■ Material:
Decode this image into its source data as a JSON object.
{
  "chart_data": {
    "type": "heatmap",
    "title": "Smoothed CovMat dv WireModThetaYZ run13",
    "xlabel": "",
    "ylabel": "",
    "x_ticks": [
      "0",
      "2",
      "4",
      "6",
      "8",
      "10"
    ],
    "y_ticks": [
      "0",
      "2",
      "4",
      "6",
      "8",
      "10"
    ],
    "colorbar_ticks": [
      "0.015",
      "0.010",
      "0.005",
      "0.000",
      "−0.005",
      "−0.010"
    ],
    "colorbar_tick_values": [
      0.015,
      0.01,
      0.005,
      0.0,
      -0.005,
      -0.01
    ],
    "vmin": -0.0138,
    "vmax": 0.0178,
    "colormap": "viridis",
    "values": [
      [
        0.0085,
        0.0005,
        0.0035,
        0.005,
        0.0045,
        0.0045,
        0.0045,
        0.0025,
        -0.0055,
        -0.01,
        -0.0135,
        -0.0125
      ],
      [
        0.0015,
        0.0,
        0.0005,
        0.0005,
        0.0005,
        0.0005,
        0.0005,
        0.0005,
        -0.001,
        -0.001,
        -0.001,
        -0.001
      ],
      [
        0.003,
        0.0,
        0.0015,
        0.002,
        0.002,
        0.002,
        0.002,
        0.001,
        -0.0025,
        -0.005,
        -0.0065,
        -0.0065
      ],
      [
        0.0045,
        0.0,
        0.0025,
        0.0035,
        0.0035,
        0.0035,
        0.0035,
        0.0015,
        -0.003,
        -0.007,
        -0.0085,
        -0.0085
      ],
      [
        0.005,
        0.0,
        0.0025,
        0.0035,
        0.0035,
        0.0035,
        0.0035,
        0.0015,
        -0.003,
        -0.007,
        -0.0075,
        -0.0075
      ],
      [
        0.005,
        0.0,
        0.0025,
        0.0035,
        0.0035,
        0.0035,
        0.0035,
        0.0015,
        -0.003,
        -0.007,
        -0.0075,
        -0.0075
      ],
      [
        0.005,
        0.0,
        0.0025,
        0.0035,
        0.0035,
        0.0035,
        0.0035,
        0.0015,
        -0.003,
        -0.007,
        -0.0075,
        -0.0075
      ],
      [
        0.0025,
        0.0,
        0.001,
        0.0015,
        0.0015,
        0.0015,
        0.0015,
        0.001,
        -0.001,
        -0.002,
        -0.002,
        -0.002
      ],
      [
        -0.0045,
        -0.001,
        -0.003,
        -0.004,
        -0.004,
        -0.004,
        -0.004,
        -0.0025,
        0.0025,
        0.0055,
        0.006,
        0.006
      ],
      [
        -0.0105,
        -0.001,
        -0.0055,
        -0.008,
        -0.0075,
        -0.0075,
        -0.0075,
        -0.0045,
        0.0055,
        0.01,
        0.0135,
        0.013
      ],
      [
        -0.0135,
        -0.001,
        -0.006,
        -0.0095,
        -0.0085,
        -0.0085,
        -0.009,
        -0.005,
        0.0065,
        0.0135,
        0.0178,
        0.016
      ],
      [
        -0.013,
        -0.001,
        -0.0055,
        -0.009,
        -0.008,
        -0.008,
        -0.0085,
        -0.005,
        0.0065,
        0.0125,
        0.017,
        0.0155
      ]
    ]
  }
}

■ What needs to be done:
Exact copies of all the records are required.

■ Worked solution:
Decode this image into its source data as a JSON object.
{
  "chart_data": {
    "type": "heatmap",
    "title": "Smoothed CovMat dv WireModThetaYZ run13",
    "xlabel": "",
    "ylabel": "",
    "x_ticks": [
      "0",
      "2",
      "4",
      "6",
      "8",
      "10"
    ],
    "y_ticks": [
      "0",
      "2",
      "4",
      "6",
      "8",
      "10"
    ],
    "colorbar_ticks": [
      "0.015",
      "0.010",
      "0.005",
      "0.000",
      "−0.005",
      "−0.010"
    ],
    "colorbar_tick_values": [
      0.015,
      0.01,
      0.005,
      0.0,
      -0.005,
      -0.01
    ],
    "vmin": -0.0138,
    "vmax": 0.0178,
    "colormap": "viridis",
    "values": [
      [
        0.0085,
        0.0005,
        0.0035,
        0.005,
        0.0045,
        0.0045,
        0.0045,
        0.0025,
        -0.0055,
        -0.01,
        -0.0135,
        -0.0125
      ],
      [
        0.0015,
        0.0,
        0.0005,
        0.0005,
        0.0005,
        0.0005,
        0.0005,
        0.0005,
        -0.001,
        -0.001,
        -0.001,
        -0.001
      ],
      [
        0.003,
        0.0,
        0.0015,
        0.002,
        0.002,
        0.002,
        0.002,
        0.001,
        -0.0025,
        -0.005,
        -0.0065,
        -0.0065
      ],
      [
        0.0045,
        0.0,
        0.0025,
        0.0035,
        0.0035,
        0.0035,
        0.0035,
        0.0015,
        -0.003,
        -0.007,
        -0.0085,
        -0.0085
      ],
      [
        0.005,
        0.0,
        0.0025,
        0.0035,
        0.0035,
        0.0035,
        0.0035,
        0.0015,
        -0.003,
        -0.007,
        -0.0075,
        -0.0075
      ],
      [
        0.005,
        0.0,
        0.0025,
        0.0035,
        0.0035,
        0.0035,
        0.0035,
        0.0015,
        -0.003,
        -0.007,
        -0.0075,
        -0.0075
      ],
      [
        0.005,
        0.0,
        0.0025,
        0.0035,
        0.0035,
        0.0035,
        0.0035,
        0.0015,
        -0.003,
        -0.007,
        -0.0075,
        -0.0075
      ],
      [
        0.0025,
        0.0,
        0.001,
        0.0015,
        0.0015,
        0.0015,
        0.0015,
        0.001,
        -0.001,
        -0.002,
        -0.002,
        -0.002
      ],
      [
        -0.0045,
        -0.001,
        -0.003,
        -0.004,
        -0.004,
        -0.004,
        -0.004,
        -0.0025,
        0.0025,
        0.0055,
        0.006,
        0.006
      ],
      [
        -0.0105,
        -0.001,
        -0.0055,
        -0.008,
        -0.0075,
        -0.0075,
        -0.0075,
        -0.0045,
        0.0055,
        0.01,
        0.0135,
        0.013
      ],
      [
        -0.0135,
        -0.001,
        -0.006,
        -0.0095,
        -0.0085,
        -0.0085,
        -0.009,
        -0.005,
        0.0065,
        0.0135,
        0.0178,
        0.016
      ],
      [
        -0.013,
        -0.001,
        -0.0055,
        -0.009,
        -0.008,
        -0.008,
        -0.0085,
        -0.005,
        0.0065,
        0.0125,
        0.017,
        0.0155
      ]
    ]
  }
}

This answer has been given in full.